= Given request =
Count the lines in the listing below that contain the string "more". Reply with the number only.

[start of Stored rows]

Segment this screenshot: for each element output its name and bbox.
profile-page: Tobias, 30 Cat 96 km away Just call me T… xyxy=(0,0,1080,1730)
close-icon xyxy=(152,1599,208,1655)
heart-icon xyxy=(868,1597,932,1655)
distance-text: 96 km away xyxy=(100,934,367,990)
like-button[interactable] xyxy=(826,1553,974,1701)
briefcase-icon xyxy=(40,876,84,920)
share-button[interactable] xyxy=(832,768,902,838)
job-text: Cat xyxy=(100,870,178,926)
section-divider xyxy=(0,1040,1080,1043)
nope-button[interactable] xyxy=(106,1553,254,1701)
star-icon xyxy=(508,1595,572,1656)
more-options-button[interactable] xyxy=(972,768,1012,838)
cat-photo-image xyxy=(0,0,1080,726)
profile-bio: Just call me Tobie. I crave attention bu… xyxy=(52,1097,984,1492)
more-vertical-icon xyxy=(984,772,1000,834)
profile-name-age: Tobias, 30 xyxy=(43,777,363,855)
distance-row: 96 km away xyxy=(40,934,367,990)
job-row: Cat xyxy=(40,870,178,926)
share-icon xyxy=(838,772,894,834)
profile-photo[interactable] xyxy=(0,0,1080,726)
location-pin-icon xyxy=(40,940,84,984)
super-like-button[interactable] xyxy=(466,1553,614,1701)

[end of Stored rows]

= Finished task =
2